• Extrait de page:
* * * *

Vivre dans la contradiction permanente
Si nous vivons une époque paradoxale, c'est qu'au niveau individuel, chacun d'entre nous est traversé de multiples contradictions. Pierre Rosanvallon (professeur au Collège de France) l'a rappelé récemment dans La nouvelle critique sociale. Citons les plus emblématiques. Notre rôle de parent s'oppose à notre rôle de citoyen. En tant que parent en effet nous cherchons à placer nos enfants dans les meilleures écoles. En tant que citoyen, lorsqu'on nous interroge sur la solution idéale pour réduire la « fracture sociale », nous nous prononçons en général en faveur de la mixité sociale. Autre contradiction : en tant que salarié, nous voulons défendre notre emploi; en tant qu'épargnants, nous favorisons les marchés financiers dont la logique est parfois contradictoire avec celle de l'emploi. Enfin, autre contradiction, sans doute la plus répandue: en tant qu'employé nous avons peur de la mondialisation, des conséquences de l'arrivée massive de produits fabriqués en Chine et ailleurs, des délocalisations ; en tant que consommateurs nous craquons le plus souvent sur des produits d'importation.

* * * *

• Tâches proposées:
• a. Pour chacune des affirmations suivantes, dites s'il vous plaît par oui ou par non si elle concorde avec l'extrait sur nos contradictions, en citant mot pour mot les passages qui tranchent. (i) En tant que citoyens, nous nous prononçons en général en faveur de la mixité sociale. (ii) La contradiction entre salarié et épargnant est présentée comme la plus répandue. (iii) Pierre Rosanvallon est professeur au Collège de France.
• b. Reprenez l'extrait sur nos contradictions à la suite de sa dernière phrase.

* * * *

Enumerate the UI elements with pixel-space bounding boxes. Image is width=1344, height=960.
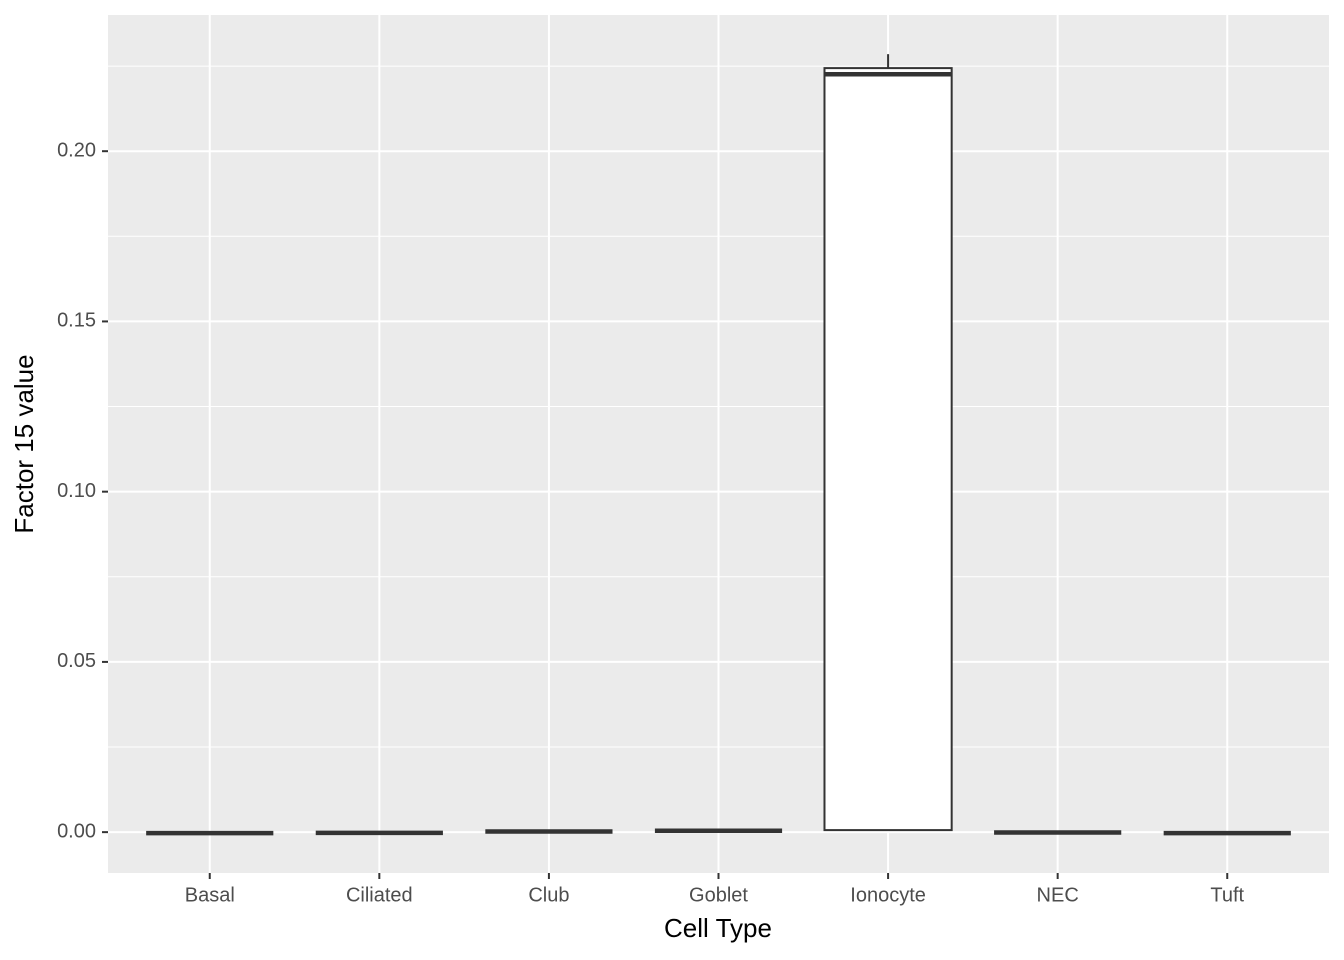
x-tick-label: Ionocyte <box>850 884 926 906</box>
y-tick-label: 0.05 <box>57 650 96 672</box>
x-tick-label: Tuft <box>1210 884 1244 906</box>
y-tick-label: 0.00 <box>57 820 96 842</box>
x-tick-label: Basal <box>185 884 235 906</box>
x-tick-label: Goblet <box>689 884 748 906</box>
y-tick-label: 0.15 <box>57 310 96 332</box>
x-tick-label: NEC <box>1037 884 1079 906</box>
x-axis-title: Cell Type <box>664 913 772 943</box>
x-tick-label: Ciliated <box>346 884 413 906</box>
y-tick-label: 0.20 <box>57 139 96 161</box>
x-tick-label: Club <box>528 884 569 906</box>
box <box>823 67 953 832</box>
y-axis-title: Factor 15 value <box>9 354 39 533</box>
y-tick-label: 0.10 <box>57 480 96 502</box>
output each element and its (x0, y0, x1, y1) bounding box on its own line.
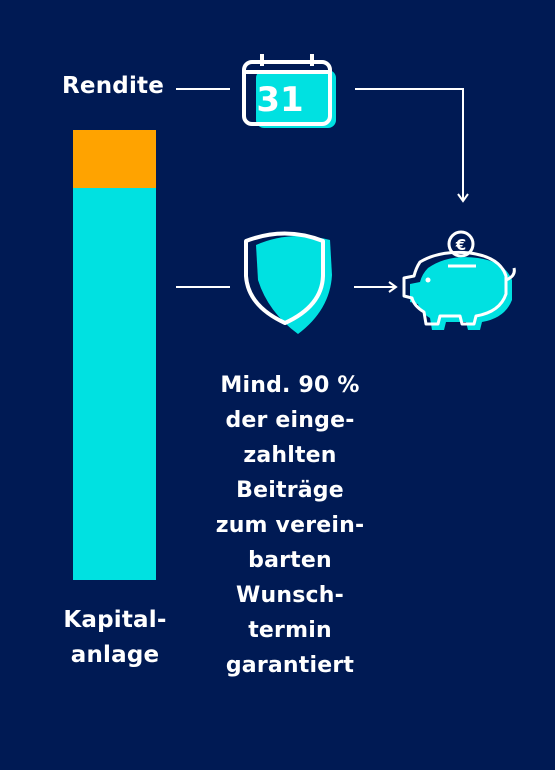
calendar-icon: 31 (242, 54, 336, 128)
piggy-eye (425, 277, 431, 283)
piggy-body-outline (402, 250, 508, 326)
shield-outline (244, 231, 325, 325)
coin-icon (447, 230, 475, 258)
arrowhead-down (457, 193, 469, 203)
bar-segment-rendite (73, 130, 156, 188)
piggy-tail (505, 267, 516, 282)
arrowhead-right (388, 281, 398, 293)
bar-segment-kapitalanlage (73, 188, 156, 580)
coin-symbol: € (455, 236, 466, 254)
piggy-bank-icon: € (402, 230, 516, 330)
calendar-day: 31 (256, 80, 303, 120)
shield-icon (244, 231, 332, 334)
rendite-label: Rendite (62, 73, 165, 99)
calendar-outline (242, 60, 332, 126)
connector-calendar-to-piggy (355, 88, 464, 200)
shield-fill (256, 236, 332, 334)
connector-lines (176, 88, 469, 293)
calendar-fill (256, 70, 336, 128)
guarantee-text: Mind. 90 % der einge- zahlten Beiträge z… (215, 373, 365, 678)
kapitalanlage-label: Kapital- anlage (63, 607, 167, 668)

* * * *

• Réponses par tâche:
• a.
(i) Oui : « En tant que citoyen, lorsqu'on nous interroge sur la solution idéale pour réduire la « fracture sociale », nous nous prononçons en général en faveur de la mixité sociale. »
(ii) Non : « Enfin, autre contradiction, sans doute la plus répandue: en tant qu'employé nous avons peur de la mondialisation »
(iii) Oui : « Pierre Rosanvallon (professeur au Collège de France) »

• b.
Assumer des rôles multiples
En fait ces contradictions correspondent à la multiplicité des rôles qui sont les nôtres désormais. Les relations entre ces différents rôles ne sont plus linéaires. Ils ne s'imbriquent pas ou plus de manière naturelle les uns avec les autres.
C'est ce que certains sociologues aux Etats-Unis, qui ont observé de près la partie la plus dynamique de la nouvelle économie (et la plus prédictive de ce que deviendra le monde du travail de demain), décrivent comme le passage d'un « moi linéaire » à un « moi sériel » dont l'émergence serait révélatrice d'un changement de société.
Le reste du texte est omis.